++++ DATA SECTION
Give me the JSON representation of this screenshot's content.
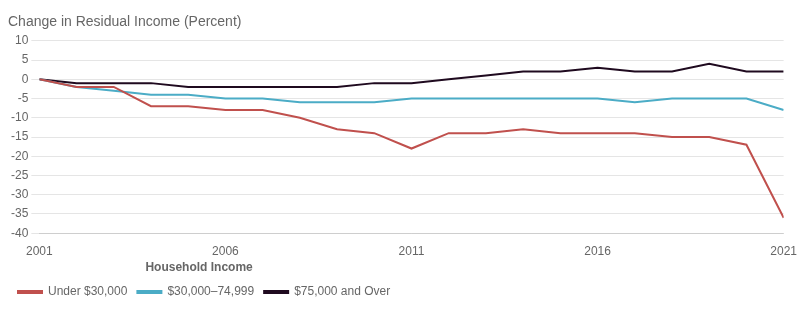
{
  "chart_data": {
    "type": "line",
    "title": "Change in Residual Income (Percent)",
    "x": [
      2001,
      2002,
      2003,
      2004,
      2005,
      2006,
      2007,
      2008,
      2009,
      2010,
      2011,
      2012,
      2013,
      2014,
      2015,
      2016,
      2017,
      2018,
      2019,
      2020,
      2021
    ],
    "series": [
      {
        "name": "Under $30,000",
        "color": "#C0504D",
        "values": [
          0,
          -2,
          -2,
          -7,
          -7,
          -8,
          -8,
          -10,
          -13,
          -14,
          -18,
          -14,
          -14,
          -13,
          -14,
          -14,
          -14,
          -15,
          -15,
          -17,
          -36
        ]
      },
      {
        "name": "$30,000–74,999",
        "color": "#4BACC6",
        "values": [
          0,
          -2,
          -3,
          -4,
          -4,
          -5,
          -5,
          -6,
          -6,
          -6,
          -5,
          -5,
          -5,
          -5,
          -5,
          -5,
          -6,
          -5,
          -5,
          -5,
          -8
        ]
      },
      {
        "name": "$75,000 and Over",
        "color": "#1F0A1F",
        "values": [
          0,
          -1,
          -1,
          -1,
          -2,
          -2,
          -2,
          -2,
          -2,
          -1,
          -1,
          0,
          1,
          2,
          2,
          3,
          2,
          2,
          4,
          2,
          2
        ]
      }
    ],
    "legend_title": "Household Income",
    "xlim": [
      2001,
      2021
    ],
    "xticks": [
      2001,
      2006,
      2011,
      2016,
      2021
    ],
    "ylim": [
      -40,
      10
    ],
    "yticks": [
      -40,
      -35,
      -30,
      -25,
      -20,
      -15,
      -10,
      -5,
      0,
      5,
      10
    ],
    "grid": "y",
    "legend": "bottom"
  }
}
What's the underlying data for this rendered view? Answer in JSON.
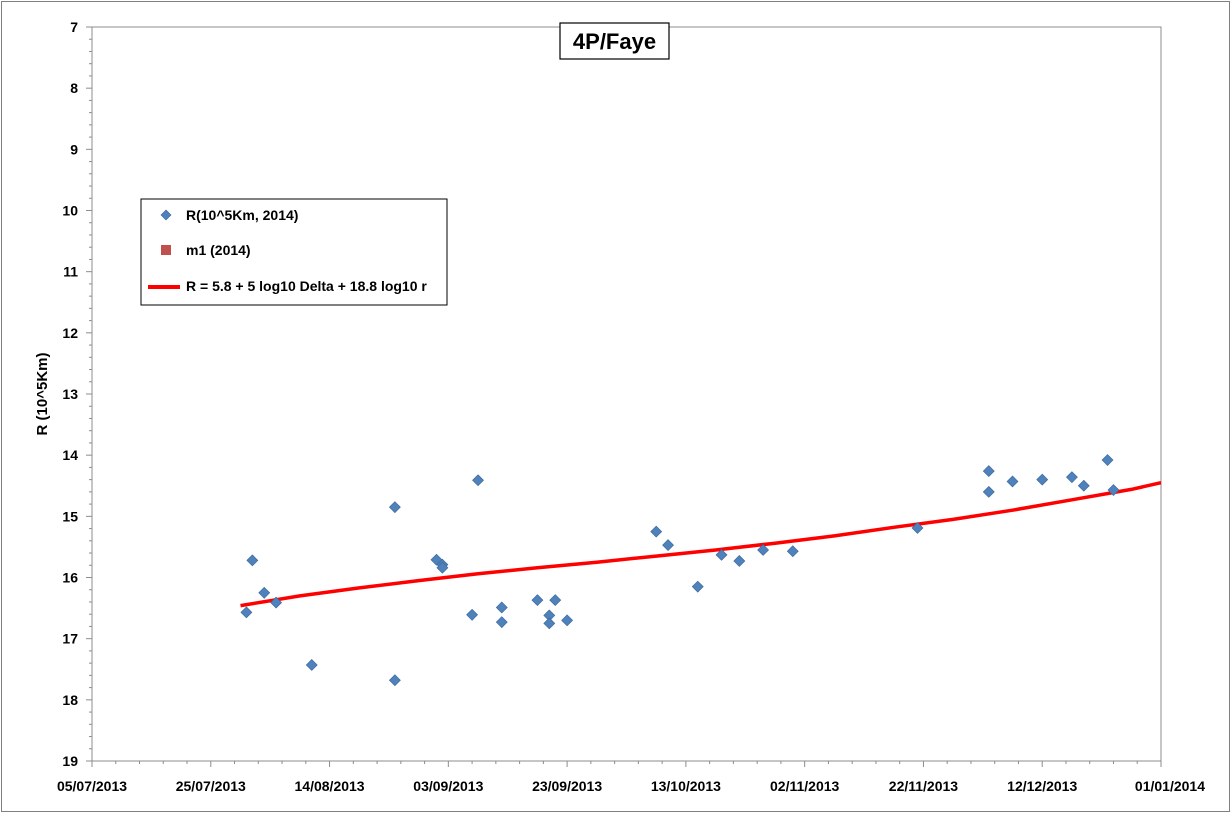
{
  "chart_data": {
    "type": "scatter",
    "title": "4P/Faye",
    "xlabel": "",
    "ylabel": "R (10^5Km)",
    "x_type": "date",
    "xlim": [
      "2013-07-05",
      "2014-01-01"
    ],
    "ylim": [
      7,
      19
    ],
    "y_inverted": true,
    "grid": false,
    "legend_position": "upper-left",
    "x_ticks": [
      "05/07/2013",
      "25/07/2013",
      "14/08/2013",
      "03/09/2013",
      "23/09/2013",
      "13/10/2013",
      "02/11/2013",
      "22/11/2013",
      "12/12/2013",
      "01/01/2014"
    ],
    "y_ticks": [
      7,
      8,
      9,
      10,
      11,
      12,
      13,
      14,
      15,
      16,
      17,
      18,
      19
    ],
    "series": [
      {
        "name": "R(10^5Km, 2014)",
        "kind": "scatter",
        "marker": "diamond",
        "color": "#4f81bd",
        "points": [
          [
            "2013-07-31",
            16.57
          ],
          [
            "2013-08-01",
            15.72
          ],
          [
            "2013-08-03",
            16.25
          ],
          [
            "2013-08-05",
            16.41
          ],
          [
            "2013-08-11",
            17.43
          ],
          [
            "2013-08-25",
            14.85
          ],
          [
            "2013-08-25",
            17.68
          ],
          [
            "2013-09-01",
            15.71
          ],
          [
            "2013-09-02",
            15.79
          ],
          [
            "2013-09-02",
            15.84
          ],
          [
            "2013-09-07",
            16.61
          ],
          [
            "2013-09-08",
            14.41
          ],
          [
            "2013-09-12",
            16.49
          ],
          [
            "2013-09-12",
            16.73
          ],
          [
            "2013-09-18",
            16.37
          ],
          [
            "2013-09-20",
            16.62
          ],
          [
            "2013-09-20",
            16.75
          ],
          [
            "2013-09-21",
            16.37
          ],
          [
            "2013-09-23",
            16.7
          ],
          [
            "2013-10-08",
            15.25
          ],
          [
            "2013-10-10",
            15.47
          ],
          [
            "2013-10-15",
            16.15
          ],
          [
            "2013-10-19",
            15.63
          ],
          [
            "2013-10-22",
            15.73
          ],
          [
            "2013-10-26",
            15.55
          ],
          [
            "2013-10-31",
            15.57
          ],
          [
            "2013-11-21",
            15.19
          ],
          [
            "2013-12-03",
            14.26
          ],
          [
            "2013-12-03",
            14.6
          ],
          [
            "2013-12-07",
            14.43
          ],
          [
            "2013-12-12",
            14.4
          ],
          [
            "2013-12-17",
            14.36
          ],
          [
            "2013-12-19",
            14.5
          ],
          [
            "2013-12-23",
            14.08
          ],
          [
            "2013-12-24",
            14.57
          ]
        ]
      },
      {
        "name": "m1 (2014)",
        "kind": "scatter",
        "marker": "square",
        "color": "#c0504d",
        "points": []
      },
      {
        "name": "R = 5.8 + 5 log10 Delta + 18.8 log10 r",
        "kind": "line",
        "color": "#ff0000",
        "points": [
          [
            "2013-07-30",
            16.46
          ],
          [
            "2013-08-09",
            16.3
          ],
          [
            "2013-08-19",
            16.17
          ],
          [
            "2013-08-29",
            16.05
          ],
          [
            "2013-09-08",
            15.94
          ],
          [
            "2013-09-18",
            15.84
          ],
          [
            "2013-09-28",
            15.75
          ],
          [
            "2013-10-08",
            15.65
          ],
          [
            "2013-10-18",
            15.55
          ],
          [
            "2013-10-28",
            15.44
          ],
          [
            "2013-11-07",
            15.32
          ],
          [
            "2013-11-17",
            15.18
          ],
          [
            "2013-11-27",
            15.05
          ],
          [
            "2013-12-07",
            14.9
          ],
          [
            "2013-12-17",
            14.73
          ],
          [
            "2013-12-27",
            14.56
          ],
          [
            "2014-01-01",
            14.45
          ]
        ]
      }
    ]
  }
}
++++++++
++++ DATA SECTION
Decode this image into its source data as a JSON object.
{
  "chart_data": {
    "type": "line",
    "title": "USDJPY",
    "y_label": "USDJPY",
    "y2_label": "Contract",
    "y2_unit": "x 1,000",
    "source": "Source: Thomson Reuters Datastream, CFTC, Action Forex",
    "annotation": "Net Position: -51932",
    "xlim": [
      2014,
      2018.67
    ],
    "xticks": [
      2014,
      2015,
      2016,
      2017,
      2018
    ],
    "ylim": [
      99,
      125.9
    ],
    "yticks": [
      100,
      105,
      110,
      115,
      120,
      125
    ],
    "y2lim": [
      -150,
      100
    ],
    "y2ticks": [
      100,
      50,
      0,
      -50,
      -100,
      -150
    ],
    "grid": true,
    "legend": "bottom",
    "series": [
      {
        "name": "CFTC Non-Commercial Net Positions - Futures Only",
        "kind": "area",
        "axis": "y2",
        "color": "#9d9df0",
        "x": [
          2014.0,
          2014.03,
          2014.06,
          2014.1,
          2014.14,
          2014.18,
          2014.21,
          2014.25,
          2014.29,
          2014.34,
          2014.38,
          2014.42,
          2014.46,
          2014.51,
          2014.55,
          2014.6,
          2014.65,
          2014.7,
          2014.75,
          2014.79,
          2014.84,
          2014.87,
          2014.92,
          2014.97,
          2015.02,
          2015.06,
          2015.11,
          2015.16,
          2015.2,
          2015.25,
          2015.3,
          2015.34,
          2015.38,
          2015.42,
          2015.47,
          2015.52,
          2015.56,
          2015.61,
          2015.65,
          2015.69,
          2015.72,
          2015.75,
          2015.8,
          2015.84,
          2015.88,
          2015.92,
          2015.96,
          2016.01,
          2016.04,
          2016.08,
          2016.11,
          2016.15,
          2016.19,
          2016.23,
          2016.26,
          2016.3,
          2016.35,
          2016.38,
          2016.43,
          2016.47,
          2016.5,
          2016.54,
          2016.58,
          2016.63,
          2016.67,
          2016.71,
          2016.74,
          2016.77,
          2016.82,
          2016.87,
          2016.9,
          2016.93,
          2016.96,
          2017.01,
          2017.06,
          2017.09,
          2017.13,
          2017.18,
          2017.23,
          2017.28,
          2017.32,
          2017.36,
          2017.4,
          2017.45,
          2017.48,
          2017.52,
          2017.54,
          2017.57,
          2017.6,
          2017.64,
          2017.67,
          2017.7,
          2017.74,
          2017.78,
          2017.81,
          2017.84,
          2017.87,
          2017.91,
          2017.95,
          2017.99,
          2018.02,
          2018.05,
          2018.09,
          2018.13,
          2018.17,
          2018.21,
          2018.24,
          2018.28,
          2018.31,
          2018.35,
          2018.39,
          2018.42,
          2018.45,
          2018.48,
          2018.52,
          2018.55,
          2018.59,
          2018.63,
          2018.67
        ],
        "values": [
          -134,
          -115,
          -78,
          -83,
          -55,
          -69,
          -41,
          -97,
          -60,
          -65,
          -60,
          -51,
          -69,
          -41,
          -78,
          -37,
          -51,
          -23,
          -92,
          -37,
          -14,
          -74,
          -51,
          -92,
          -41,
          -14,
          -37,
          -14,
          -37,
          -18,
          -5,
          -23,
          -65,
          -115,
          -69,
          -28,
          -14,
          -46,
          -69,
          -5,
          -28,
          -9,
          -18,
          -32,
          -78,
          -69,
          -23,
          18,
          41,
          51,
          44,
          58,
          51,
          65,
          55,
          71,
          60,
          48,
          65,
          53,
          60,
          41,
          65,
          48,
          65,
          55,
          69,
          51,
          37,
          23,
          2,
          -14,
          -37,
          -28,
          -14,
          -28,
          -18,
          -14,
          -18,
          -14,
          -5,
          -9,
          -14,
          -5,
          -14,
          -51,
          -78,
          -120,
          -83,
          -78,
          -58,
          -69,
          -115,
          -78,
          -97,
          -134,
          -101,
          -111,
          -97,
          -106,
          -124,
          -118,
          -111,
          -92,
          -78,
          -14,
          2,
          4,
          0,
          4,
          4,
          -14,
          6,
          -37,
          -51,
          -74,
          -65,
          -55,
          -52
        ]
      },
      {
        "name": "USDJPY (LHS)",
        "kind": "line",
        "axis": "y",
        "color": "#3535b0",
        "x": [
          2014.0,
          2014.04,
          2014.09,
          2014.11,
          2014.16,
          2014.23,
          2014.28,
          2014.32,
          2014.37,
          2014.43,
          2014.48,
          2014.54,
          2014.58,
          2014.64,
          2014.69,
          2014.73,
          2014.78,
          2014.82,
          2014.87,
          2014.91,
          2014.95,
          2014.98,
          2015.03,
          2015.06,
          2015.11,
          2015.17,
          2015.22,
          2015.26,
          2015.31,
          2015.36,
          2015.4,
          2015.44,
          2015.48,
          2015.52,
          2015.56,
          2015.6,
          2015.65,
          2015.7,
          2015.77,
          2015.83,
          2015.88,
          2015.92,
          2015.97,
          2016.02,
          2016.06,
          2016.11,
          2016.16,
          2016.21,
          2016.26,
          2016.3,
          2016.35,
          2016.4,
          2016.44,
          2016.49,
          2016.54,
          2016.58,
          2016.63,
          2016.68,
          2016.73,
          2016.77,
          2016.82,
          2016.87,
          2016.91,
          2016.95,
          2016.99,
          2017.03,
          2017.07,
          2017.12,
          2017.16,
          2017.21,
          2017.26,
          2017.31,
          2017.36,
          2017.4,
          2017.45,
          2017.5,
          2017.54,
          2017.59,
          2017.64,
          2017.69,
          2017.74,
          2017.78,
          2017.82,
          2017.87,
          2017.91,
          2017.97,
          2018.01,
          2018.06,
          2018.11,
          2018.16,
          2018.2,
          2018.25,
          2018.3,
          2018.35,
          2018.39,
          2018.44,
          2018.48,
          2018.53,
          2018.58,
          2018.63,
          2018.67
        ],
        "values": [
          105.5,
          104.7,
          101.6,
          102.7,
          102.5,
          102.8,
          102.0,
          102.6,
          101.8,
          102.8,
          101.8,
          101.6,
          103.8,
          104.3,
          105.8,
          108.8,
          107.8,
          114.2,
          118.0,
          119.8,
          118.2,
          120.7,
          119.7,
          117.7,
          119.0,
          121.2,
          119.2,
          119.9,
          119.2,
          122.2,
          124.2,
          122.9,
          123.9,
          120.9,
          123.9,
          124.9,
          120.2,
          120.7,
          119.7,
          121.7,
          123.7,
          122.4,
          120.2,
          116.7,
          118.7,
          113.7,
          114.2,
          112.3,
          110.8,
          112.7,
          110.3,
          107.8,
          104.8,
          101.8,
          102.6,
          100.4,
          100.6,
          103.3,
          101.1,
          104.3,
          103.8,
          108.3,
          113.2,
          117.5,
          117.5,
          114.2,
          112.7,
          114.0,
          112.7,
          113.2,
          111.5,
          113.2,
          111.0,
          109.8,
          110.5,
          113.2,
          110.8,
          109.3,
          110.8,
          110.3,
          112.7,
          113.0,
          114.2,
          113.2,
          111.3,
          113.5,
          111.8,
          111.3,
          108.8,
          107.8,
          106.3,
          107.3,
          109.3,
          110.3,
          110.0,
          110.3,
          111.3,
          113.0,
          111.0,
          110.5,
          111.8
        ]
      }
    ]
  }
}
++++++++
_WHAT THE EXERCISE ASKS_
Give the count of lines that hold the word "source", with nothing added.

_ANSWER_
2